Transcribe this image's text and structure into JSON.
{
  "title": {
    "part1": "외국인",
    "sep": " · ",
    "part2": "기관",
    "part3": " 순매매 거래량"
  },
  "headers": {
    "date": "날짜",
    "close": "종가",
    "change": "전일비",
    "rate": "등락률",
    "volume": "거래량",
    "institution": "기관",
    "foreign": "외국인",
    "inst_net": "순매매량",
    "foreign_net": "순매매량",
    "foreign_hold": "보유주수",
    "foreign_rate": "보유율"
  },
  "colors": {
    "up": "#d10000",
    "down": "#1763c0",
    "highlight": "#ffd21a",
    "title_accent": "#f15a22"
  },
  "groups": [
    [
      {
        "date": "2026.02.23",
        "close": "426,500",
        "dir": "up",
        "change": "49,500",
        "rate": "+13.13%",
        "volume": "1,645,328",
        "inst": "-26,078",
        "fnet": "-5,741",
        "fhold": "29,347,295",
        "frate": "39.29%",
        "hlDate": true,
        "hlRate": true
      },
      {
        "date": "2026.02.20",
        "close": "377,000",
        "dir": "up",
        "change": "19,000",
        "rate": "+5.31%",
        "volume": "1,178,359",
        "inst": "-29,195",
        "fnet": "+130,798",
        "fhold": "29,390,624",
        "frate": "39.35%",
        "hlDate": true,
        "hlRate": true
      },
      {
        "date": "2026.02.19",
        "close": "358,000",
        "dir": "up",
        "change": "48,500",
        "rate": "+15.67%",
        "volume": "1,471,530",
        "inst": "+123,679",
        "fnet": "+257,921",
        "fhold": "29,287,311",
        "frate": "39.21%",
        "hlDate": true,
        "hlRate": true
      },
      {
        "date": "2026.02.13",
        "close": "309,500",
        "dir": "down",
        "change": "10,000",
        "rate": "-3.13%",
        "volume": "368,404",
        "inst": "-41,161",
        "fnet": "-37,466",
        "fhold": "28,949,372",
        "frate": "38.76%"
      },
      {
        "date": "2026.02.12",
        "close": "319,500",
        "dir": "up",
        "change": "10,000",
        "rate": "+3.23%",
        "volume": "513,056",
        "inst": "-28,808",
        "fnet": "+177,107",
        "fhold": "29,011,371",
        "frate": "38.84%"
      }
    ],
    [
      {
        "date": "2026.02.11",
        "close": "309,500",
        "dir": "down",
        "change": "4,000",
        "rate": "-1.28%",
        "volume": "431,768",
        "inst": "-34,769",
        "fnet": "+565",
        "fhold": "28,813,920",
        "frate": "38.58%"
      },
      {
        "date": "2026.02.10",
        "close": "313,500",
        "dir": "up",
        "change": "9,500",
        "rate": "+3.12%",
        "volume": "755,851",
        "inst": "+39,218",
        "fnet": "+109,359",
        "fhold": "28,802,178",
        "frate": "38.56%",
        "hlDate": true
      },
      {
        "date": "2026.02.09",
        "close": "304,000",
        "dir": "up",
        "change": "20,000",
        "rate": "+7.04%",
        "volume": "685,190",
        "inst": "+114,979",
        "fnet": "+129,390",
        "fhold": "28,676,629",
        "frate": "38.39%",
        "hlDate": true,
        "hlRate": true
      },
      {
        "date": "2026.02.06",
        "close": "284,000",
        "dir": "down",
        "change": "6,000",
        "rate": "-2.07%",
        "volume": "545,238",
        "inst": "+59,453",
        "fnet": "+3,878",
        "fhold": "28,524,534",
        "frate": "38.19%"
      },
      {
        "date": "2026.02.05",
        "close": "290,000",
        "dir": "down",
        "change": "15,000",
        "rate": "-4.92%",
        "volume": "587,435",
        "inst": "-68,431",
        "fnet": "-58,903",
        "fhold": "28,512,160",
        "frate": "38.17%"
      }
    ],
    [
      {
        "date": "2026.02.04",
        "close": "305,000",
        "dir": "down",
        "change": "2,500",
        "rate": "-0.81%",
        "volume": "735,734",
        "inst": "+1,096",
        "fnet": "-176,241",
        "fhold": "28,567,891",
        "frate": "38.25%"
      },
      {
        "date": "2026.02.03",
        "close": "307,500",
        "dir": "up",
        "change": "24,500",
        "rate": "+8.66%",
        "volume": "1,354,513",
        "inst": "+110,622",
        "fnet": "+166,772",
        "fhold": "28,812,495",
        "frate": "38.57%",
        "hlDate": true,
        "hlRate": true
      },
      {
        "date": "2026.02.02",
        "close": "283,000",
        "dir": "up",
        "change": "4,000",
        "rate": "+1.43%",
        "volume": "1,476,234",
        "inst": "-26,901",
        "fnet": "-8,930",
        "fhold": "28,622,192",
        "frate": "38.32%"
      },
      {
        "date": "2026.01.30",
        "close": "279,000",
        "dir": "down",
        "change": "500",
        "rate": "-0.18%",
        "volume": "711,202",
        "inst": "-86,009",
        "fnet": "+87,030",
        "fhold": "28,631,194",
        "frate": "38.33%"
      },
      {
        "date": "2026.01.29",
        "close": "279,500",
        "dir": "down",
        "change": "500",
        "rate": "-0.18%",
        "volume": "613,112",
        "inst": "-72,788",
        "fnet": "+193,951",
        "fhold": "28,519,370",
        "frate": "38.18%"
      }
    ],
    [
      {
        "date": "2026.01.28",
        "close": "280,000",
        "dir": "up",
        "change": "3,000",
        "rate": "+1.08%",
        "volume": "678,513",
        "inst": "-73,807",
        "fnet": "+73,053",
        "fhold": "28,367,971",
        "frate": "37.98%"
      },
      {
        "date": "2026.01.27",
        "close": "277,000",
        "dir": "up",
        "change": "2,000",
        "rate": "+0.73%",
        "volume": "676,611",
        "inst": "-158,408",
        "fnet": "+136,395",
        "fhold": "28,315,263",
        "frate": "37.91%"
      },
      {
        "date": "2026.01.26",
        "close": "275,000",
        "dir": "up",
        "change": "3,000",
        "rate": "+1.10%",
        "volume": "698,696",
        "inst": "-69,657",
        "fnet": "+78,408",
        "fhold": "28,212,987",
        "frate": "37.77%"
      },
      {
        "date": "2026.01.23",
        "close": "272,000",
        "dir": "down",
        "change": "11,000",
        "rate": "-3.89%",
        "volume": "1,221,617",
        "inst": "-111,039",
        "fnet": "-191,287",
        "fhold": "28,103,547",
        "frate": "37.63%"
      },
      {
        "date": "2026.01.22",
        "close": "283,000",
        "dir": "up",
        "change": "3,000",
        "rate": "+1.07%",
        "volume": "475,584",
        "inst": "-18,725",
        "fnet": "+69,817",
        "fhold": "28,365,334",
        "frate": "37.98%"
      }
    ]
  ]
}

*OBJECTIVE*.
Write the listing out again, exactly as it reads.

*SOLVED EXERCISE*.
Transcribe this image's text and structure into JSON.
{
  "title": {
    "part1": "외국인",
    "sep": " · ",
    "part2": "기관",
    "part3": " 순매매 거래량"
  },
  "headers": {
    "date": "날짜",
    "close": "종가",
    "change": "전일비",
    "rate": "등락률",
    "volume": "거래량",
    "institution": "기관",
    "foreign": "외국인",
    "inst_net": "순매매량",
    "foreign_net": "순매매량",
    "foreign_hold": "보유주수",
    "foreign_rate": "보유율"
  },
  "colors": {
    "up": "#d10000",
    "down": "#1763c0",
    "highlight": "#ffd21a",
    "title_accent": "#f15a22"
  },
  "groups": [
    [
      {
        "date": "2026.02.23",
        "close": "426,500",
        "dir": "up",
        "change": "49,500",
        "rate": "+13.13%",
        "volume": "1,645,328",
        "inst": "-26,078",
        "fnet": "-5,741",
        "fhold": "29,347,295",
        "frate": "39.29%",
        "hlDate": true,
        "hlRate": true
      },
      {
        "date": "2026.02.20",
        "close": "377,000",
        "dir": "up",
        "change": "19,000",
        "rate": "+5.31%",
        "volume": "1,178,359",
        "inst": "-29,195",
        "fnet": "+130,798",
        "fhold": "29,390,624",
        "frate": "39.35%",
        "hlDate": true,
        "hlRate": true
      },
      {
        "date": "2026.02.19",
        "close": "358,000",
        "dir": "up",
        "change": "48,500",
        "rate": "+15.67%",
        "volume": "1,471,530",
        "inst": "+123,679",
        "fnet": "+257,921",
        "fhold": "29,287,311",
        "frate": "39.21%",
        "hlDate": true,
        "hlRate": true
      },
      {
        "date": "2026.02.13",
        "close": "309,500",
        "dir": "down",
        "change": "10,000",
        "rate": "-3.13%",
        "volume": "368,404",
        "inst": "-41,161",
        "fnet": "-37,466",
        "fhold": "28,949,372",
        "frate": "38.76%"
      },
      {
        "date": "2026.02.12",
        "close": "319,500",
        "dir": "up",
        "change": "10,000",
        "rate": "+3.23%",
        "volume": "513,056",
        "inst": "-28,808",
        "fnet": "+177,107",
        "fhold": "29,011,371",
        "frate": "38.84%"
      }
    ],
    [
      {
        "date": "2026.02.11",
        "close": "309,500",
        "dir": "down",
        "change": "4,000",
        "rate": "-1.28%",
        "volume": "431,768",
        "inst": "-34,769",
        "fnet": "+565",
        "fhold": "28,813,920",
        "frate": "38.58%"
      },
      {
        "date": "2026.02.10",
        "close": "313,500",
        "dir": "up",
        "change": "9,500",
        "rate": "+3.12%",
        "volume": "755,851",
        "inst": "+39,218",
        "fnet": "+109,359",
        "fhold": "28,802,178",
        "frate": "38.56%",
        "hlDate": true
      },
      {
        "date": "2026.02.09",
        "close": "304,000",
        "dir": "up",
        "change": "20,000",
        "rate": "+7.04%",
        "volume": "685,190",
        "inst": "+114,979",
        "fnet": "+129,390",
        "fhold": "28,676,629",
        "frate": "38.39%",
        "hlDate": true,
        "hlRate": true
      },
      {
        "date": "2026.02.06",
        "close": "284,000",
        "dir": "down",
        "change": "6,000",
        "rate": "-2.07%",
        "volume": "545,238",
        "inst": "+59,453",
        "fnet": "+3,878",
        "fhold": "28,524,534",
        "frate": "38.19%"
      },
      {
        "date": "2026.02.05",
        "close": "290,000",
        "dir": "down",
        "change": "15,000",
        "rate": "-4.92%",
        "volume": "587,435",
        "inst": "-68,431",
        "fnet": "-58,903",
        "fhold": "28,512,160",
        "frate": "38.17%"
      }
    ],
    [
      {
        "date": "2026.02.04",
        "close": "305,000",
        "dir": "down",
        "change": "2,500",
        "rate": "-0.81%",
        "volume": "735,734",
        "inst": "+1,096",
        "fnet": "-176,241",
        "fhold": "28,567,891",
        "frate": "38.25%"
      },
      {
        "date": "2026.02.03",
        "close": "307,500",
        "dir": "up",
        "change": "24,500",
        "rate": "+8.66%",
        "volume": "1,354,513",
        "inst": "+110,622",
        "fnet": "+166,772",
        "fhold": "28,812,495",
        "frate": "38.57%",
        "hlDate": true,
        "hlRate": true
      },
      {
        "date": "2026.02.02",
        "close": "283,000",
        "dir": "up",
        "change": "4,000",
        "rate": "+1.43%",
        "volume": "1,476,234",
        "inst": "-26,901",
        "fnet": "-8,930",
        "fhold": "28,622,192",
        "frate": "38.32%"
      },
      {
        "date": "2026.01.30",
        "close": "279,000",
        "dir": "down",
        "change": "500",
        "rate": "-0.18%",
        "volume": "711,202",
        "inst": "-86,009",
        "fnet": "+87,030",
        "fhold": "28,631,194",
        "frate": "38.33%"
      },
      {
        "date": "2026.01.29",
        "close": "279,500",
        "dir": "down",
        "change": "500",
        "rate": "-0.18%",
        "volume": "613,112",
        "inst": "-72,788",
        "fnet": "+193,951",
        "fhold": "28,519,370",
        "frate": "38.18%"
      }
    ],
    [
      {
        "date": "2026.01.28",
        "close": "280,000",
        "dir": "up",
        "change": "3,000",
        "rate": "+1.08%",
        "volume": "678,513",
        "inst": "-73,807",
        "fnet": "+73,053",
        "fhold": "28,367,971",
        "frate": "37.98%"
      },
      {
        "date": "2026.01.27",
        "close": "277,000",
        "dir": "up",
        "change": "2,000",
        "rate": "+0.73%",
        "volume": "676,611",
        "inst": "-158,408",
        "fnet": "+136,395",
        "fhold": "28,315,263",
        "frate": "37.91%"
      },
      {
        "date": "2026.01.26",
        "close": "275,000",
        "dir": "up",
        "change": "3,000",
        "rate": "+1.10%",
        "volume": "698,696",
        "inst": "-69,657",
        "fnet": "+78,408",
        "fhold": "28,212,987",
        "frate": "37.77%"
      },
      {
        "date": "2026.01.23",
        "close": "272,000",
        "dir": "down",
        "change": "11,000",
        "rate": "-3.89%",
        "volume": "1,221,617",
        "inst": "-111,039",
        "fnet": "-191,287",
        "fhold": "28,103,547",
        "frate": "37.63%"
      },
      {
        "date": "2026.01.22",
        "close": "283,000",
        "dir": "up",
        "change": "3,000",
        "rate": "+1.07%",
        "volume": "475,584",
        "inst": "-18,725",
        "fnet": "+69,817",
        "fhold": "28,365,334",
        "frate": "37.98%"
      }
    ]
  ]
}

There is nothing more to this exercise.